:: Requirement ::
Restate the records below word for word.

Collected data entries

((

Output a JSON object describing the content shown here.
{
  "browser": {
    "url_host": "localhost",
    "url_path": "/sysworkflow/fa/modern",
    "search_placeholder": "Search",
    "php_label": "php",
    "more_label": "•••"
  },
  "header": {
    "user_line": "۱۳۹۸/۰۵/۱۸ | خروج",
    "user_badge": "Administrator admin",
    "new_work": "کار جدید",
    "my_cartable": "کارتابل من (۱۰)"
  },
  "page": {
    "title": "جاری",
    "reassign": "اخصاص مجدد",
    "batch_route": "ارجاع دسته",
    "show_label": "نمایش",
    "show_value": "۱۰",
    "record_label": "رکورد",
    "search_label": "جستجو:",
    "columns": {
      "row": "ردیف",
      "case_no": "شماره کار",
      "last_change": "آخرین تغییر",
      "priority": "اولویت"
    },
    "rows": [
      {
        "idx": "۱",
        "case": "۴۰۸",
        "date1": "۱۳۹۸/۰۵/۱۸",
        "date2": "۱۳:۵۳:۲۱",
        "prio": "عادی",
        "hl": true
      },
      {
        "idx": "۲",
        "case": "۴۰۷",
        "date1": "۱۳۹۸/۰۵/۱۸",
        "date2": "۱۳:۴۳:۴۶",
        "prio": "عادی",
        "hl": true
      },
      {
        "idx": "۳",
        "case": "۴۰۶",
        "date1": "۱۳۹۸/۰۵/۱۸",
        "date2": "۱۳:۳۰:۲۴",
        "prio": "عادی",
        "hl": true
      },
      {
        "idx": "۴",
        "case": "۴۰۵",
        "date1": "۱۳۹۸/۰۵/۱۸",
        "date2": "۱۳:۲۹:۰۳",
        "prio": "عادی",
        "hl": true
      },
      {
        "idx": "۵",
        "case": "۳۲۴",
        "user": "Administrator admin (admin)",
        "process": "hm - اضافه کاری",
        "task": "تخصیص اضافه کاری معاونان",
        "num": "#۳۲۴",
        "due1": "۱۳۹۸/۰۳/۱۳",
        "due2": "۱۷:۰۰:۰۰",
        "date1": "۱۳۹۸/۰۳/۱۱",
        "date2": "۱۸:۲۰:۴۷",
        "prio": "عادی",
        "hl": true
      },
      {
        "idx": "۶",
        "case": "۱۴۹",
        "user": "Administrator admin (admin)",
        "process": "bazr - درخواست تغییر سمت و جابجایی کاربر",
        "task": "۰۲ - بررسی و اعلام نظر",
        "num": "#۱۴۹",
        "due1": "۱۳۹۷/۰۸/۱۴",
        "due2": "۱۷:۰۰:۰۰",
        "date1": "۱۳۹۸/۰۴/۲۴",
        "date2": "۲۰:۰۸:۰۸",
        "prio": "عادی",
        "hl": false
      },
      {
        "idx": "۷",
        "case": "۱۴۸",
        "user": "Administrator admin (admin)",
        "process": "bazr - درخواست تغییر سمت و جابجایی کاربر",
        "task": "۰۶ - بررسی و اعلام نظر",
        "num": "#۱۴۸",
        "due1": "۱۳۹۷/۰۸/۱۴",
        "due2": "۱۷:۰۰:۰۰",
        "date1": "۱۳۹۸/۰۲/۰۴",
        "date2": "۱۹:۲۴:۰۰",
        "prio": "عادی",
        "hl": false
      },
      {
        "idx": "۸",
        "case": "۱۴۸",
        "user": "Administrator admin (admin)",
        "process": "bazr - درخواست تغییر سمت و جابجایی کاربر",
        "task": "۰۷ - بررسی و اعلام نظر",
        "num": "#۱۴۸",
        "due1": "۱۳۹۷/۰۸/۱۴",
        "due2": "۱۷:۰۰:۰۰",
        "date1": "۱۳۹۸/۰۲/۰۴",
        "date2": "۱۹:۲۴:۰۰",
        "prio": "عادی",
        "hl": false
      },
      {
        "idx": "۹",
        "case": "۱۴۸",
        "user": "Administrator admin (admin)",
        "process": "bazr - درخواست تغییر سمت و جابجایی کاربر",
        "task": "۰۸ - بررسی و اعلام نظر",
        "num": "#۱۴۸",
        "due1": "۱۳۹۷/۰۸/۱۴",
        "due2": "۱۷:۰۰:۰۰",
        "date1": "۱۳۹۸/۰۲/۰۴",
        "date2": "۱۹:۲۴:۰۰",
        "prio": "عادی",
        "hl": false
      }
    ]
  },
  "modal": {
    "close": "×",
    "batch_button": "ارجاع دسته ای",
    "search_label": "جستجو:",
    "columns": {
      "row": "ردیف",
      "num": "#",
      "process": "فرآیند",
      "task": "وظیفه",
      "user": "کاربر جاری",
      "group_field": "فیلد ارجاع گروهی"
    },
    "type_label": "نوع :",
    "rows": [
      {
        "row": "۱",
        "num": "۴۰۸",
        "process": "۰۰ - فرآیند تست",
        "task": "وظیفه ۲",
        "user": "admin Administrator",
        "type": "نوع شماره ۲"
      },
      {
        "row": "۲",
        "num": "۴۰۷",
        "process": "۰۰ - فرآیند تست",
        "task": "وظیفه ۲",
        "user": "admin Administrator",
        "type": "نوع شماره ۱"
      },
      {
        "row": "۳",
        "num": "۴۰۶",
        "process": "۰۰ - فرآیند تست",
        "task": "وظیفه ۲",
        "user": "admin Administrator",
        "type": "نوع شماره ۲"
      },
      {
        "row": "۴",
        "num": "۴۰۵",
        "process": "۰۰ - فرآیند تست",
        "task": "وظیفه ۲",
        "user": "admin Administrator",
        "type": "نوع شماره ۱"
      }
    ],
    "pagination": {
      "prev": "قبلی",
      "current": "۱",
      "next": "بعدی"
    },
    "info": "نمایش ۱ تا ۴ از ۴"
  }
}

))

:: Exercise result ::
Output a JSON object describing the content shown here.
{
  "browser": {
    "url_host": "localhost",
    "url_path": "/sysworkflow/fa/modern",
    "search_placeholder": "Search",
    "php_label": "php",
    "more_label": "•••"
  },
  "header": {
    "user_line": "۱۳۹۸/۰۵/۱۸ | خروج",
    "user_badge": "Administrator admin",
    "new_work": "کار جدید",
    "my_cartable": "کارتابل من (۱۰)"
  },
  "page": {
    "title": "جاری",
    "reassign": "اخصاص مجدد",
    "batch_route": "ارجاع دسته",
    "show_label": "نمایش",
    "show_value": "۱۰",
    "record_label": "رکورد",
    "search_label": "جستجو:",
    "columns": {
      "row": "ردیف",
      "case_no": "شماره کار",
      "last_change": "آخرین تغییر",
      "priority": "اولویت"
    },
    "rows": [
      {
        "idx": "۱",
        "case": "۴۰۸",
        "date1": "۱۳۹۸/۰۵/۱۸",
        "date2": "۱۳:۵۳:۲۱",
        "prio": "عادی",
        "hl": true
      },
      {
        "idx": "۲",
        "case": "۴۰۷",
        "date1": "۱۳۹۸/۰۵/۱۸",
        "date2": "۱۳:۴۳:۴۶",
        "prio": "عادی",
        "hl": true
      },
      {
        "idx": "۳",
        "case": "۴۰۶",
        "date1": "۱۳۹۸/۰۵/۱۸",
        "date2": "۱۳:۳۰:۲۴",
        "prio": "عادی",
        "hl": true
      },
      {
        "idx": "۴",
        "case": "۴۰۵",
        "date1": "۱۳۹۸/۰۵/۱۸",
        "date2": "۱۳:۲۹:۰۳",
        "prio": "عادی",
        "hl": true
      },
      {
        "idx": "۵",
        "case": "۳۲۴",
        "user": "Administrator admin (admin)",
        "process": "hm - اضافه کاری",
        "task": "تخصیص اضافه کاری معاونان",
        "num": "#۳۲۴",
        "due1": "۱۳۹۸/۰۳/۱۳",
        "due2": "۱۷:۰۰:۰۰",
        "date1": "۱۳۹۸/۰۳/۱۱",
        "date2": "۱۸:۲۰:۴۷",
        "prio": "عادی",
        "hl": true
      },
      {
        "idx": "۶",
        "case": "۱۴۹",
        "user": "Administrator admin (admin)",
        "process": "bazr - درخواست تغییر سمت و جابجایی کاربر",
        "task": "۰۲ - بررسی و اعلام نظر",
        "num": "#۱۴۹",
        "due1": "۱۳۹۷/۰۸/۱۴",
        "due2": "۱۷:۰۰:۰۰",
        "date1": "۱۳۹۸/۰۴/۲۴",
        "date2": "۲۰:۰۸:۰۸",
        "prio": "عادی",
        "hl": false
      },
      {
        "idx": "۷",
        "case": "۱۴۸",
        "user": "Administrator admin (admin)",
        "process": "bazr - درخواست تغییر سمت و جابجایی کاربر",
        "task": "۰۶ - بررسی و اعلام نظر",
        "num": "#۱۴۸",
        "due1": "۱۳۹۷/۰۸/۱۴",
        "due2": "۱۷:۰۰:۰۰",
        "date1": "۱۳۹۸/۰۲/۰۴",
        "date2": "۱۹:۲۴:۰۰",
        "prio": "عادی",
        "hl": false
      },
      {
        "idx": "۸",
        "case": "۱۴۸",
        "user": "Administrator admin (admin)",
        "process": "bazr - درخواست تغییر سمت و جابجایی کاربر",
        "task": "۰۷ - بررسی و اعلام نظر",
        "num": "#۱۴۸",
        "due1": "۱۳۹۷/۰۸/۱۴",
        "due2": "۱۷:۰۰:۰۰",
        "date1": "۱۳۹۸/۰۲/۰۴",
        "date2": "۱۹:۲۴:۰۰",
        "prio": "عادی",
        "hl": false
      },
      {
        "idx": "۹",
        "case": "۱۴۸",
        "user": "Administrator admin (admin)",
        "process": "bazr - درخواست تغییر سمت و جابجایی کاربر",
        "task": "۰۸ - بررسی و اعلام نظر",
        "num": "#۱۴۸",
        "due1": "۱۳۹۷/۰۸/۱۴",
        "due2": "۱۷:۰۰:۰۰",
        "date1": "۱۳۹۸/۰۲/۰۴",
        "date2": "۱۹:۲۴:۰۰",
        "prio": "عادی",
        "hl": false
      }
    ]
  },
  "modal": {
    "close": "×",
    "batch_button": "ارجاع دسته ای",
    "search_label": "جستجو:",
    "columns": {
      "row": "ردیف",
      "num": "#",
      "process": "فرآیند",
      "task": "وظیفه",
      "user": "کاربر جاری",
      "group_field": "فیلد ارجاع گروهی"
    },
    "type_label": "نوع :",
    "rows": [
      {
        "row": "۱",
        "num": "۴۰۸",
        "process": "۰۰ - فرآیند تست",
        "task": "وظیفه ۲",
        "user": "admin Administrator",
        "type": "نوع شماره ۲"
      },
      {
        "row": "۲",
        "num": "۴۰۷",
        "process": "۰۰ - فرآیند تست",
        "task": "وظیفه ۲",
        "user": "admin Administrator",
        "type": "نوع شماره ۱"
      },
      {
        "row": "۳",
        "num": "۴۰۶",
        "process": "۰۰ - فرآیند تست",
        "task": "وظیفه ۲",
        "user": "admin Administrator",
        "type": "نوع شماره ۲"
      },
      {
        "row": "۴",
        "num": "۴۰۵",
        "process": "۰۰ - فرآیند تست",
        "task": "وظیفه ۲",
        "user": "admin Administrator",
        "type": "نوع شماره ۱"
      }
    ],
    "pagination": {
      "prev": "قبلی",
      "current": "۱",
      "next": "بعدی"
    },
    "info": "نمایش ۱ تا ۴ از ۴"
  }
}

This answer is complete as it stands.